> [Testo estratto]
----

SAMBUCA – La Sambuca sembra davvero un mondo a sé, distante nello spazio e nel tempo. E’ una nidiata di case accoccolate su un monte e, tutt’intorno, boschi e cielo. Oggi il paese è inanimato, in inverno, e si ripopola nei mesi estivi, quando ritornano i sambucani che abitano le città o i villeggianti che sono rapiti dalla pace e dall’atmosfera di questi luoghi.
E’ una paese curato, La Sambuga, e non dà l’impressione dell’abbandono. Si raggiunge a piedi, dopo aver lasciato l’auto al Convento di Santa Maria del Giglio o in un minuscolo parcheggio in prossimità del paese.
Nel dedalo di viuzze
Nei pressi della storica Fontana si diramano alcune viuzze in acciottolato che si arrampicano per poi ricongiungersi in prossimità della Rocca. Ai piedi del paese scorre la Francesca della Sambuca, una delle più importanti vie medievali, percorse da mercanti, pellegrini e briganti che collegavano l’Italia con i paesi d’Oltralpe.

----

> [Voci estratte]
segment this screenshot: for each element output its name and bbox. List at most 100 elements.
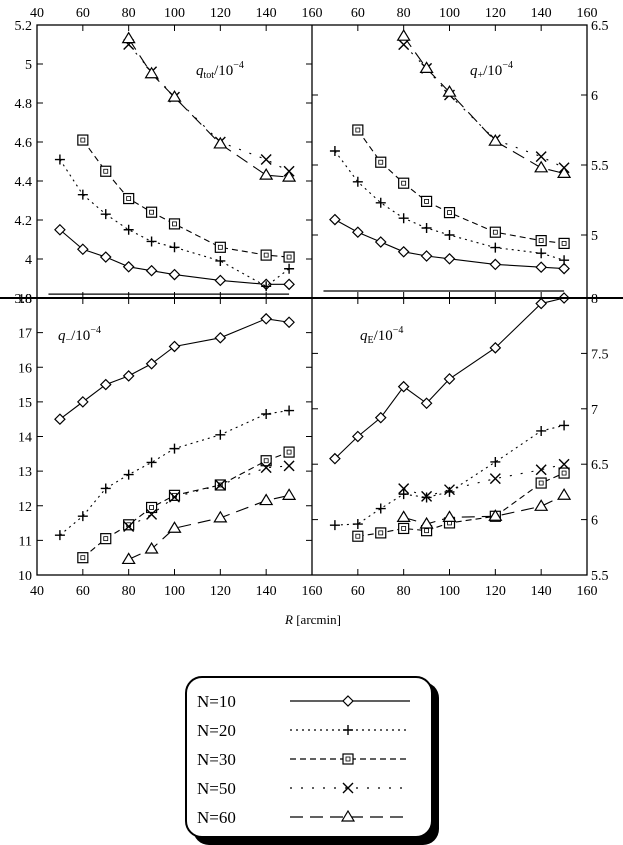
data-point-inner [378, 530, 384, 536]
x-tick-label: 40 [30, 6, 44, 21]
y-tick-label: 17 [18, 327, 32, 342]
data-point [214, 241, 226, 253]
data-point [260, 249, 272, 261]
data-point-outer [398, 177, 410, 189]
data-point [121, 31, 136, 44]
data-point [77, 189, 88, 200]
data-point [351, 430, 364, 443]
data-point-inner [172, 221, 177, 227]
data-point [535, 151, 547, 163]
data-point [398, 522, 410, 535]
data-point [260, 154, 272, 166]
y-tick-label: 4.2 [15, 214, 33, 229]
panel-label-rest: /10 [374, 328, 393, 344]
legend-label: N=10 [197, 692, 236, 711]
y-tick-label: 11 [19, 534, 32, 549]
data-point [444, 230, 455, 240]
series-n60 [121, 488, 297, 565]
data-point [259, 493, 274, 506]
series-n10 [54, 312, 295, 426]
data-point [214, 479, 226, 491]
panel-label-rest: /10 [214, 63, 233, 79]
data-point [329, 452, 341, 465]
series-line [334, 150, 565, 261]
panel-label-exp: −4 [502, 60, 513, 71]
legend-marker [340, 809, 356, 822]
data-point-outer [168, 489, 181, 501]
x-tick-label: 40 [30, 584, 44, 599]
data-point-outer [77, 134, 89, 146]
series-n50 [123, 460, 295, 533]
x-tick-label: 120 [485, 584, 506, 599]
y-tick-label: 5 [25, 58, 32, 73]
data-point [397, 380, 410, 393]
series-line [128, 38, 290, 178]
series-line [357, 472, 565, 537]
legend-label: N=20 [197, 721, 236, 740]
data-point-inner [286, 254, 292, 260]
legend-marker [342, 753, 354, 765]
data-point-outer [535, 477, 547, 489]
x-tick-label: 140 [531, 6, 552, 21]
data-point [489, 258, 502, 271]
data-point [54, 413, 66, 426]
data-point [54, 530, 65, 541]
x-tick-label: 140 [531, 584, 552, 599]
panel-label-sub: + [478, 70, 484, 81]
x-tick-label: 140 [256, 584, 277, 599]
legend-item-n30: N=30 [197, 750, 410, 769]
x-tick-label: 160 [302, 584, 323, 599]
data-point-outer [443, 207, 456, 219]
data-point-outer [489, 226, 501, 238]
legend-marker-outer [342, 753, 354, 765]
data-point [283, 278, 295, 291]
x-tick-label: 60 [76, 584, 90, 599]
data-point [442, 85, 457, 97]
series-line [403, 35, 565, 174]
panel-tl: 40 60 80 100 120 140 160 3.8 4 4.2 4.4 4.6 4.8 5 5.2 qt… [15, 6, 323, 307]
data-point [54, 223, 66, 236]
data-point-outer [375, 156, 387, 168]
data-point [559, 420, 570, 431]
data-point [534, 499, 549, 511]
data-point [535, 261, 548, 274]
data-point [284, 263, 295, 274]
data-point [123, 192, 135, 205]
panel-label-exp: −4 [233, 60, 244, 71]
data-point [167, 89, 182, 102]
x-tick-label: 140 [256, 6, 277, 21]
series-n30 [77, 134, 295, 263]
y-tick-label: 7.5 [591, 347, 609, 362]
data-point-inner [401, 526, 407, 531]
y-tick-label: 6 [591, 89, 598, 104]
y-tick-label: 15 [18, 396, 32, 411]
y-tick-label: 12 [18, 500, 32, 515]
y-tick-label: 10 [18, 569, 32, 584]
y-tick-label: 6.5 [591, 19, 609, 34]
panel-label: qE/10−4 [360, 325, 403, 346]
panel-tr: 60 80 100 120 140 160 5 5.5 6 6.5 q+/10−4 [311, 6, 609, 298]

----

> [Obiettivo dichiarato 1] Ricopia parola per parola dal testo sulla Sambuca tutto quello che va da "E’ una paese" giù fino a "i paesi d’Oltralpe.".
> [Obiettivo dichiarato 2] Secondo il testo sulla Sambuca, dove si può lasciare l'auto prima di raggiungere il paese a piedi?

> [Risposta finale 1]
E’ una paese curato, La Sambuga, e non dà l’impressione dell’abbandono. Si raggiunge a piedi, dopo aver lasciato l’auto al Convento di Santa Maria del Giglio o in un minuscolo parcheggio in prossimità del paese.
Nel dedalo di viuzze
Nei pressi della storica Fontana si diramano alcune viuzze in acciottolato che si arrampicano per poi ricongiungersi in prossimità della Rocca. Ai piedi del paese scorre la Francesca della Sambuca, una delle più importanti vie medievali, percorse da mercanti, pellegrini e briganti che collegavano l’Italia con i paesi d’Oltralpe.

> [Risposta finale 2] Al Convento di Santa Maria del Giglio o in un minuscolo parcheggio vicino al paese.